Set problem ::
Pick out each line containing the string "этом" and copy it.
-- start --
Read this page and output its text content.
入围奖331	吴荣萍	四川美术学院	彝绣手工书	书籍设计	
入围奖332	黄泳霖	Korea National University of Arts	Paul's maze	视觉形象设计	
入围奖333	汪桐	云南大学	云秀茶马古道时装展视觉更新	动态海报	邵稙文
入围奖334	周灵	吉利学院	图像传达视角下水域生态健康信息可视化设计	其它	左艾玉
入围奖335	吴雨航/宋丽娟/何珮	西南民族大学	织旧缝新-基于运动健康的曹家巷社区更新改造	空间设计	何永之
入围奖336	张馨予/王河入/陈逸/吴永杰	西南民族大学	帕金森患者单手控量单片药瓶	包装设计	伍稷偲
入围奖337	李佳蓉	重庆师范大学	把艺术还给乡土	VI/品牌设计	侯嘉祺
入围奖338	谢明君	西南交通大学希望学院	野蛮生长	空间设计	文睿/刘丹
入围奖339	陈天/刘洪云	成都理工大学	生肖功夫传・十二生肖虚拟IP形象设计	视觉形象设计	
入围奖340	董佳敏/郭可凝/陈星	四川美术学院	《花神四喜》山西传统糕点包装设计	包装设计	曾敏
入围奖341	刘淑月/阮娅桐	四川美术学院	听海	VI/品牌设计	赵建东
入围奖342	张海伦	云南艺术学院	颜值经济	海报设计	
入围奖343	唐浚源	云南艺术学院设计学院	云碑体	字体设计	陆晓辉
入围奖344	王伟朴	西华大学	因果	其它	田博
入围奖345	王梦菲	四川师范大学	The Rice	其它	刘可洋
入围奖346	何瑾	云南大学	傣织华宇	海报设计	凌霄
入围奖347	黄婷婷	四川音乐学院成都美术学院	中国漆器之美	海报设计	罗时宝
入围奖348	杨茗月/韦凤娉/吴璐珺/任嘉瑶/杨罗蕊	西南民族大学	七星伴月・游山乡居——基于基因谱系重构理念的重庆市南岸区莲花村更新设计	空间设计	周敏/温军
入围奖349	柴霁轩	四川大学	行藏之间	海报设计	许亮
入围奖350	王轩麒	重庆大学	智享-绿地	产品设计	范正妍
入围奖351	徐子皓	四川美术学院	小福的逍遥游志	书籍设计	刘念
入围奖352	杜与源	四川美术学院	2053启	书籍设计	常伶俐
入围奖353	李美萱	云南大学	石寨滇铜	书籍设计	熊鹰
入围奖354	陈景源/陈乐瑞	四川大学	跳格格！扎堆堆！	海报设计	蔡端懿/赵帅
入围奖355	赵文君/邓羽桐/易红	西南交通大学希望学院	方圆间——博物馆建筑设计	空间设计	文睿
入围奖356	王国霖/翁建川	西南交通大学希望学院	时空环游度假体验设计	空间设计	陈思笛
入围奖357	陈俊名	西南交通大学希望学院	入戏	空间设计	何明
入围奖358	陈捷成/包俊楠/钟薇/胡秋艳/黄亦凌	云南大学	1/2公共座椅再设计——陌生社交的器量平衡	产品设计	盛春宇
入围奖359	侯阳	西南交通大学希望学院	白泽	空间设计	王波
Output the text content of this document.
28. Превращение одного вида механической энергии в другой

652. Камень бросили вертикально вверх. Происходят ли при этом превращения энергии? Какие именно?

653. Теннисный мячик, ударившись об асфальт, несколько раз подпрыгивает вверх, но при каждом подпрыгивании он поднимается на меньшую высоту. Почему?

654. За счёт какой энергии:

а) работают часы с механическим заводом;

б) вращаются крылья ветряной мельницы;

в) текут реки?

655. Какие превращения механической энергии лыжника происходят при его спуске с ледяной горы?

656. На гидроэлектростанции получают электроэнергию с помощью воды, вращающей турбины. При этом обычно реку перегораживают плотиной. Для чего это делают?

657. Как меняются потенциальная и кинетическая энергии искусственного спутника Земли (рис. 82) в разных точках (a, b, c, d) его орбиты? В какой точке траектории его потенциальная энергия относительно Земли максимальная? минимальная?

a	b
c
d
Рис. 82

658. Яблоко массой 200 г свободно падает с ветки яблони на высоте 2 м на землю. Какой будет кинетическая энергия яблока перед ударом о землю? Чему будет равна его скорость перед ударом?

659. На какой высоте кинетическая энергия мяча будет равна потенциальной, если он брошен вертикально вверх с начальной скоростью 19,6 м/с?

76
-- end --
Task solution ::
652. Камень бросили вертикально вверх. Происходят ли при этом превращения энергии? Какие именно?
656. На гидроэлектростанции получают электроэнергию с помощью воды, вращающей турбины. При этом обычно реку перегораживают плотиной. Для чего это делают?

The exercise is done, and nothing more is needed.